» **Task prompt**: Count the lines in the items below that contain the string "Done", treating uppercase and lowercase as different. Give only the number.

(Records excerpted from a collection)
▽

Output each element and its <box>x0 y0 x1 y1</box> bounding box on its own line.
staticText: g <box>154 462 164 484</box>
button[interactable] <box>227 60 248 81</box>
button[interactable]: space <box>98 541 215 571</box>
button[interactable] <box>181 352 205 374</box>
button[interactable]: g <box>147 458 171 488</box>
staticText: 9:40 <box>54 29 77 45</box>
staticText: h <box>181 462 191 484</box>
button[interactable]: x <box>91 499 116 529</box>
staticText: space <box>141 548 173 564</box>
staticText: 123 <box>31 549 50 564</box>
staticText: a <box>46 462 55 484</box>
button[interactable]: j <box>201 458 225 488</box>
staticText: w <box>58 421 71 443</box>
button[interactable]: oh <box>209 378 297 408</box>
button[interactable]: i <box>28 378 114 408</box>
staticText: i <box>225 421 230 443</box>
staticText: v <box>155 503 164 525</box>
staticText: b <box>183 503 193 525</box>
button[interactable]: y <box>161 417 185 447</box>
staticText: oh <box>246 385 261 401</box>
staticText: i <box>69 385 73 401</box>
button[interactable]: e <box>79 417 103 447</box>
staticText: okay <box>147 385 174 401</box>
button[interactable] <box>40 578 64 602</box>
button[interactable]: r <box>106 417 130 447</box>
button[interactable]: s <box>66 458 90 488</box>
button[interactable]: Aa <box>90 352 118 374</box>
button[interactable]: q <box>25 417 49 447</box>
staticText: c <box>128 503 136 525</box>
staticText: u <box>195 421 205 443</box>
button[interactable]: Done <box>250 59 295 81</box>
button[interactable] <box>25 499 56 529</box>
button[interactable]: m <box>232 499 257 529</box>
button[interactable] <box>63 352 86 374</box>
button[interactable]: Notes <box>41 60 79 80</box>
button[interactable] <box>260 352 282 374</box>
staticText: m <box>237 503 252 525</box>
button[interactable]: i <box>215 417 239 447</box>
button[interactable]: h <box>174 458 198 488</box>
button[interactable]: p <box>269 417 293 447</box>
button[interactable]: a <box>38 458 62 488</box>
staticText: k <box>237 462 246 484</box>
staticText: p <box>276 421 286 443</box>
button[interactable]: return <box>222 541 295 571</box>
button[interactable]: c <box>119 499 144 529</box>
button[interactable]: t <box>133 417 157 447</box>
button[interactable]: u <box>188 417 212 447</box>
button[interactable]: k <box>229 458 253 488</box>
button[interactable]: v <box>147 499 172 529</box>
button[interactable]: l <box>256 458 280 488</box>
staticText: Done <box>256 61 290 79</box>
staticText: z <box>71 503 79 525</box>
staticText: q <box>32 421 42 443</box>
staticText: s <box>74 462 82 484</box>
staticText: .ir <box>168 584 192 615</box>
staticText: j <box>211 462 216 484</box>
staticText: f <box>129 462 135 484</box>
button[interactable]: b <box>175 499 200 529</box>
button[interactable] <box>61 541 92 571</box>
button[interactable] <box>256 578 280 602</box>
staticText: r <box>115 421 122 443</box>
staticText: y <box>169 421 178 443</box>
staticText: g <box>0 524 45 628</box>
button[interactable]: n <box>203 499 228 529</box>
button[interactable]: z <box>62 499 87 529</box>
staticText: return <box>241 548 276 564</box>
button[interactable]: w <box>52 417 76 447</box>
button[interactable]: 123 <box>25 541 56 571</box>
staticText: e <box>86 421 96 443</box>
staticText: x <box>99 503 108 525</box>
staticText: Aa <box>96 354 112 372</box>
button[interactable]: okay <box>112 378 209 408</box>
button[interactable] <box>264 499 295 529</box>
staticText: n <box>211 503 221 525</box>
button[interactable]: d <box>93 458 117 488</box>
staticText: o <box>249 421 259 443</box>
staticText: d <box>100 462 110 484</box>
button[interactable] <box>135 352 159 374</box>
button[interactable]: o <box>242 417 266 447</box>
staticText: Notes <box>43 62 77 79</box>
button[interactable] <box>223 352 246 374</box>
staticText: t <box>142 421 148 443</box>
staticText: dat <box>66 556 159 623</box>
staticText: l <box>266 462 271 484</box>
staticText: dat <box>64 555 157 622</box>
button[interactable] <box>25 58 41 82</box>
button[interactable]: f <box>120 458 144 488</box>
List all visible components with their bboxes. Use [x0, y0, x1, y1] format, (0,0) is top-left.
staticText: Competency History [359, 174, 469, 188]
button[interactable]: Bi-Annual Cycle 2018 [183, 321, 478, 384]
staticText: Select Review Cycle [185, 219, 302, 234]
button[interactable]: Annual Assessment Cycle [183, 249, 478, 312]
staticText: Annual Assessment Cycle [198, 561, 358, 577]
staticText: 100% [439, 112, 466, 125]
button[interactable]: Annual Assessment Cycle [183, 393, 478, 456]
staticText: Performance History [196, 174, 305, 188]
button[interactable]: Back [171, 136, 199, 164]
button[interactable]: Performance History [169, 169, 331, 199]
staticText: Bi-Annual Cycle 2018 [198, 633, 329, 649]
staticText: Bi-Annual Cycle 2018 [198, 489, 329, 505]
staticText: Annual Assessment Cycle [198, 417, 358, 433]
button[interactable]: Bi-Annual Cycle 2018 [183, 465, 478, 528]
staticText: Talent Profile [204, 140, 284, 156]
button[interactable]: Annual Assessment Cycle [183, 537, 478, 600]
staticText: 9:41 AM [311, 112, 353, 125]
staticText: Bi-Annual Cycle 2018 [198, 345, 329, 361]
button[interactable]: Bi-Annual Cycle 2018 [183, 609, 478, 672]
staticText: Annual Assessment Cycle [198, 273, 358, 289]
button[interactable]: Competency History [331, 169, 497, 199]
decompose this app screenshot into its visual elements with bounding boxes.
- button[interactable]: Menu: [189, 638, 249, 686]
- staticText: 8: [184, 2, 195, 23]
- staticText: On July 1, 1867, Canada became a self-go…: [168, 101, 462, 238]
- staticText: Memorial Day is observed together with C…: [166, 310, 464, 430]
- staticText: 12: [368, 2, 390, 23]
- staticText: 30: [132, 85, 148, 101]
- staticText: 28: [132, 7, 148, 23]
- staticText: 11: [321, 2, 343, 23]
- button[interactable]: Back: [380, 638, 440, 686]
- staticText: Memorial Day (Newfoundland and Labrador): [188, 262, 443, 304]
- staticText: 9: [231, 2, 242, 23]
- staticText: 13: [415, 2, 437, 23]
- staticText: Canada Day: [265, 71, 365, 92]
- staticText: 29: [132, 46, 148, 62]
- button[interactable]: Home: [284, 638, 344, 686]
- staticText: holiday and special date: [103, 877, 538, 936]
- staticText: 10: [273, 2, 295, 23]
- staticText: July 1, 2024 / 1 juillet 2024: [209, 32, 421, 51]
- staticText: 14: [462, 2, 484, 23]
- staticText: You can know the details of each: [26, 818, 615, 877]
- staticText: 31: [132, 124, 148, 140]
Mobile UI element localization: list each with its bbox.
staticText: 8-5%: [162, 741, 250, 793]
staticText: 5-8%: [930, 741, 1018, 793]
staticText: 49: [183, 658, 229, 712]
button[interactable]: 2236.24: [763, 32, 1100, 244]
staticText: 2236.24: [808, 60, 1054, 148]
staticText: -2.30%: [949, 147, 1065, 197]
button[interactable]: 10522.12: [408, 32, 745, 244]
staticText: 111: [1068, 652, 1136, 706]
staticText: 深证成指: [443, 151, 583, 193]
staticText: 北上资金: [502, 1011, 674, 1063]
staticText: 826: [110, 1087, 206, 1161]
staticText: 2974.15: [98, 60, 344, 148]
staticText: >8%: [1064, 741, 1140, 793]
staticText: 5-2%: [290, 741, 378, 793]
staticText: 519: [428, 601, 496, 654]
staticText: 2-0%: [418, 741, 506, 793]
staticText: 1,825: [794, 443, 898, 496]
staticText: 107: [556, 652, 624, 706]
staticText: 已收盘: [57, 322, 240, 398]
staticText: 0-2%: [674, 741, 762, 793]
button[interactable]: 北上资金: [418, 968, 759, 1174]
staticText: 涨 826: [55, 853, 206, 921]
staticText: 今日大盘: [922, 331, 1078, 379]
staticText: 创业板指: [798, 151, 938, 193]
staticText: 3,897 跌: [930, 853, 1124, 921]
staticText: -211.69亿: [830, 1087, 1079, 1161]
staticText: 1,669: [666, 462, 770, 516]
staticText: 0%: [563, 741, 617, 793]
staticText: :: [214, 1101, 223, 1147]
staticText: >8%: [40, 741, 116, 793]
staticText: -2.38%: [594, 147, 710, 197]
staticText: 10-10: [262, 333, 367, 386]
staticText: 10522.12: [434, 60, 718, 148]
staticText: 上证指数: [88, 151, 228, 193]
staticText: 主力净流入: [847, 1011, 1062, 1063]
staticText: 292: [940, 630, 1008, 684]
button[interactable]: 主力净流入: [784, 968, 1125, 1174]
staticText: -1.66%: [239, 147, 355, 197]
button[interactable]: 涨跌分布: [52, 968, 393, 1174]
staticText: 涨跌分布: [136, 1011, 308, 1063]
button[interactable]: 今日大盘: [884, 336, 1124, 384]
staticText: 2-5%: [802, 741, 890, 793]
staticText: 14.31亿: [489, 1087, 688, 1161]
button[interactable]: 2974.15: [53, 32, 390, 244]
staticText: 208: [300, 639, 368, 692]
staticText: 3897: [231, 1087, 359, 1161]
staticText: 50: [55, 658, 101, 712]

△

» **Written solution**: 2